== Input records
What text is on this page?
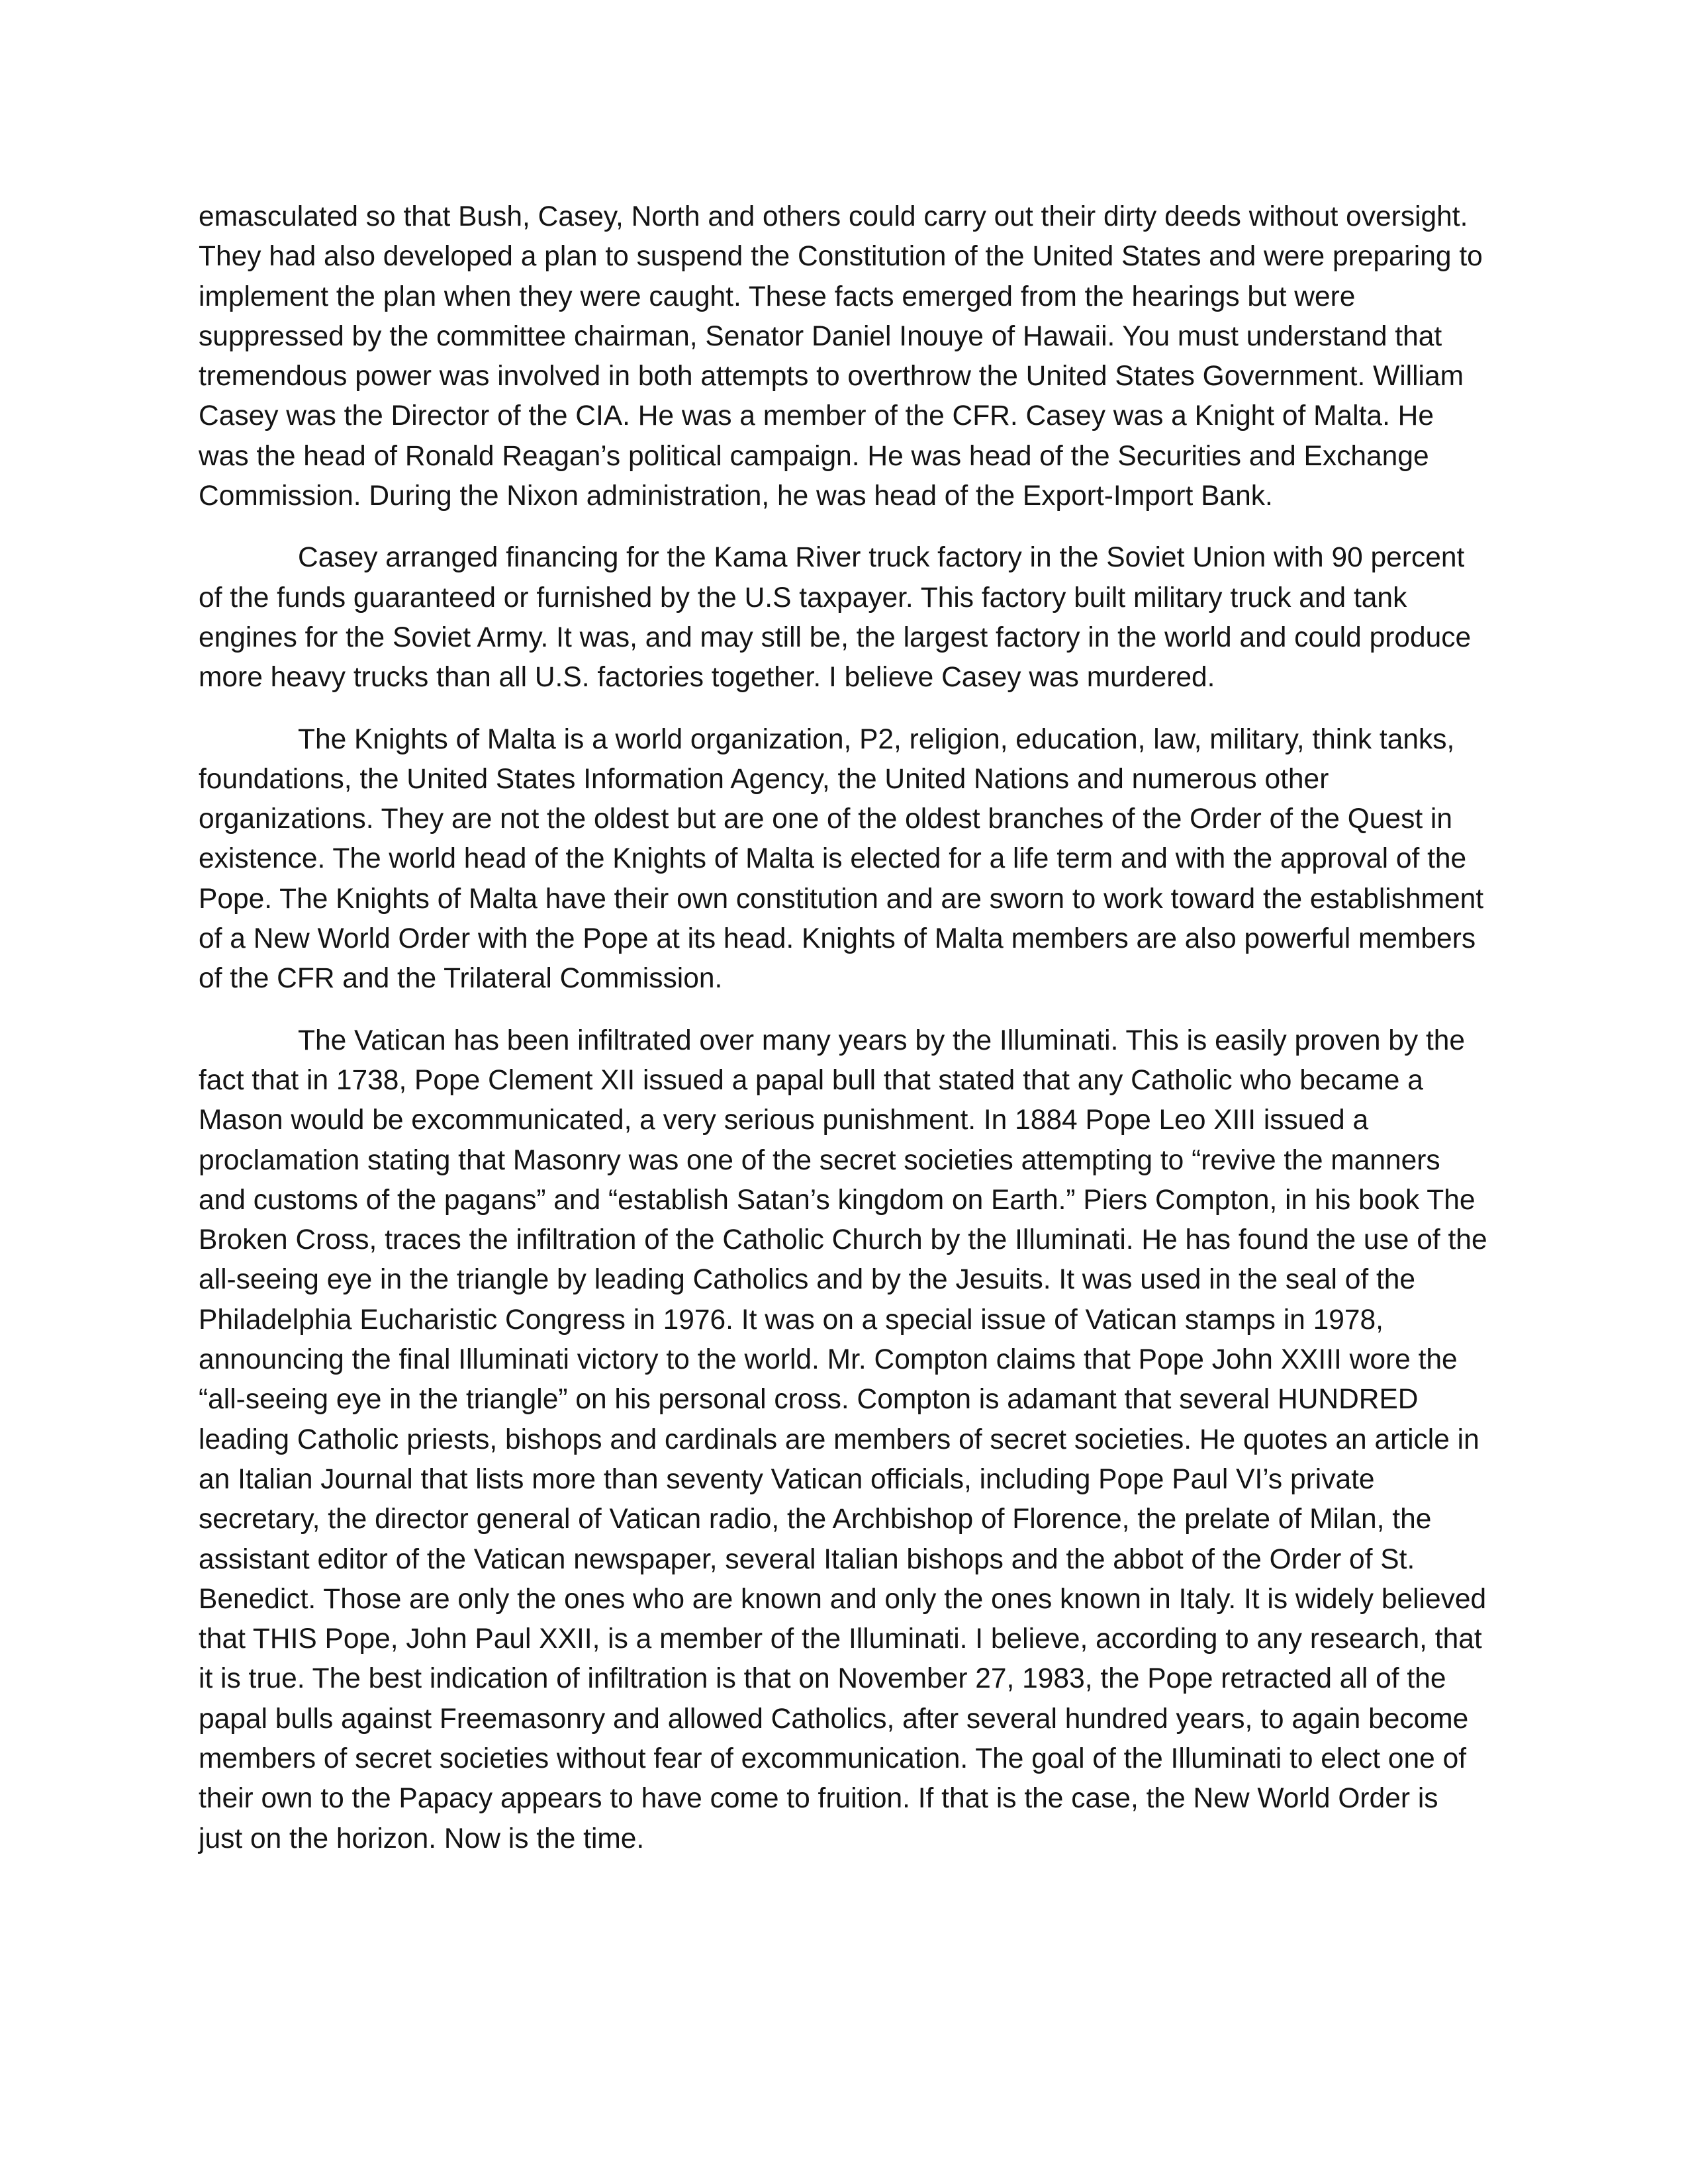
emasculated so that Bush, Casey, North and others could carry out their dirty deeds without oversight. They had also developed a plan to suspend the Constitution of the United States and were preparing to implement the plan when they were caught. These facts emerged from the hearings but were suppressed by the committee chairman, Senator Daniel Inouye of Hawaii. You must understand that tremendous power was involved in both attempts to overthrow the United States Government. William Casey was the Director of the CIA. He was a member of the CFR. Casey was a Knight of Malta. He was the head of Ronald Reagan’s political campaign. He was head of the Securities and Exchange Commission. During the Nixon administration, he was head of the Export-Import Bank.

Casey arranged financing for the Kama River truck factory in the Soviet Union with 90 percent of the funds guaranteed or furnished by the U.S taxpayer. This factory built military truck and tank engines for the Soviet Army. It was, and may still be, the largest factory in the world and could produce more heavy trucks than all U.S. factories together. I believe Casey was murdered.

The Knights of Malta is a world organization, P2, religion, education, law, military, think tanks, foundations, the United States Information Agency, the United Nations and numerous other organizations. They are not the oldest but are one of the oldest branches of the Order of the Quest in existence. The world head of the Knights of Malta is elected for a life term and with the approval of the Pope. The Knights of Malta have their own constitution and are sworn to work toward the establishment of a New World Order with the Pope at its head. Knights of Malta members are also powerful members of the CFR and the Trilateral Commission.

The Vatican has been infiltrated over many years by the Illuminati. This is easily proven by the fact that in 1738, Pope Clement XII issued a papal bull that stated that any Catholic who became a Mason would be excommunicated, a very serious punishment. In 1884 Pope Leo XIII issued a proclamation stating that Masonry was one of the secret societies attempting to “revive the manners and customs of the pagans” and “establish Satan’s kingdom on Earth.” Piers Compton, in his book The Broken Cross, traces the infiltration of the Catholic Church by the Illuminati. He has found the use of the all-seeing eye in the triangle by leading Catholics and by the Jesuits. It was used in the seal of the Philadelphia Eucharistic Congress in 1976. It was on a special issue of Vatican stamps in 1978, announcing the final Illuminati victory to the world. Mr. Compton claims that Pope John XXIII wore the “all-seeing eye in the triangle” on his personal cross. Compton is adamant that several HUNDRED leading Catholic priests, bishops and cardinals are members of secret societies. He quotes an article in an Italian Journal that lists more than seventy Vatican officials, including Pope Paul VI’s private secretary, the director general of Vatican radio, the Archbishop of Florence, the prelate of Milan, the assistant editor of the Vatican newspaper, several Italian bishops and the abbot of the Order of St. Benedict. Those are only the ones who are known and only the ones known in Italy. It is widely believed that THIS Pope, John Paul XXII, is a member of the Illuminati. I believe, according to any research, that it is true. The best indication of infiltration is that on November 27, 1983, the Pope retracted all of the papal bulls against Freemasonry and allowed Catholics, after several hundred years, to again become members of secret societies without fear of excommunication. The goal of the Illuminati to elect one of their own to the Papacy appears to have come to fruition. If that is the case, the New World Order is just on the horizon. Now is the time.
====
> [To be done]:
Pictures stay out of the copy; please restate every record above exactly.

> [Reply]:
What text is on this page?
emasculated so that Bush, Casey, North and others could carry out their dirty deeds without oversight. They had also developed a plan to suspend the Constitution of the United States and were preparing to implement the plan when they were caught. These facts emerged from the hearings but were suppressed by the committee chairman, Senator Daniel Inouye of Hawaii. You must understand that tremendous power was involved in both attempts to overthrow the United States Government. William Casey was the Director of the CIA. He was a member of the CFR. Casey was a Knight of Malta. He was the head of Ronald Reagan’s political campaign. He was head of the Securities and Exchange Commission. During the Nixon administration, he was head of the Export-Import Bank.

Casey arranged financing for the Kama River truck factory in the Soviet Union with 90 percent of the funds guaranteed or furnished by the U.S taxpayer. This factory built military truck and tank engines for the Soviet Army. It was, and may still be, the largest factory in the world and could produce more heavy trucks than all U.S. factories together. I believe Casey was murdered.

The Knights of Malta is a world organization, P2, religion, education, law, military, think tanks, foundations, the United States Information Agency, the United Nations and numerous other organizations. They are not the oldest but are one of the oldest branches of the Order of the Quest in existence. The world head of the Knights of Malta is elected for a life term and with the approval of the Pope. The Knights of Malta have their own constitution and are sworn to work toward the establishment of a New World Order with the Pope at its head. Knights of Malta members are also powerful members of the CFR and the Trilateral Commission.

The Vatican has been infiltrated over many years by the Illuminati. This is easily proven by the fact that in 1738, Pope Clement XII issued a papal bull that stated that any Catholic who became a Mason would be excommunicated, a very serious punishment. In 1884 Pope Leo XIII issued a proclamation stating that Masonry was one of the secret societies attempting to “revive the manners and customs of the pagans” and “establish Satan’s kingdom on Earth.” Piers Compton, in his book The Broken Cross, traces the infiltration of the Catholic Church by the Illuminati. He has found the use of the all-seeing eye in the triangle by leading Catholics and by the Jesuits. It was used in the seal of the Philadelphia Eucharistic Congress in 1976. It was on a special issue of Vatican stamps in 1978, announcing the final Illuminati victory to the world. Mr. Compton claims that Pope John XXIII wore the “all-seeing eye in the triangle” on his personal cross. Compton is adamant that several HUNDRED leading Catholic priests, bishops and cardinals are members of secret societies. He quotes an article in an Italian Journal that lists more than seventy Vatican officials, including Pope Paul VI’s private secretary, the director general of Vatican radio, the Archbishop of Florence, the prelate of Milan, the assistant editor of the Vatican newspaper, several Italian bishops and the abbot of the Order of St. Benedict. Those are only the ones who are known and only the ones known in Italy. It is widely believed that THIS Pope, John Paul XXII, is a member of the Illuminati. I believe, according to any research, that it is true. The best indication of infiltration is that on November 27, 1983, the Pope retracted all of the papal bulls against Freemasonry and allowed Catholics, after several hundred years, to again become members of secret societies without fear of excommunication. The goal of the Illuminati to elect one of their own to the Papacy appears to have come to fruition. If that is the case, the New World Order is just on the horizon. Now is the time.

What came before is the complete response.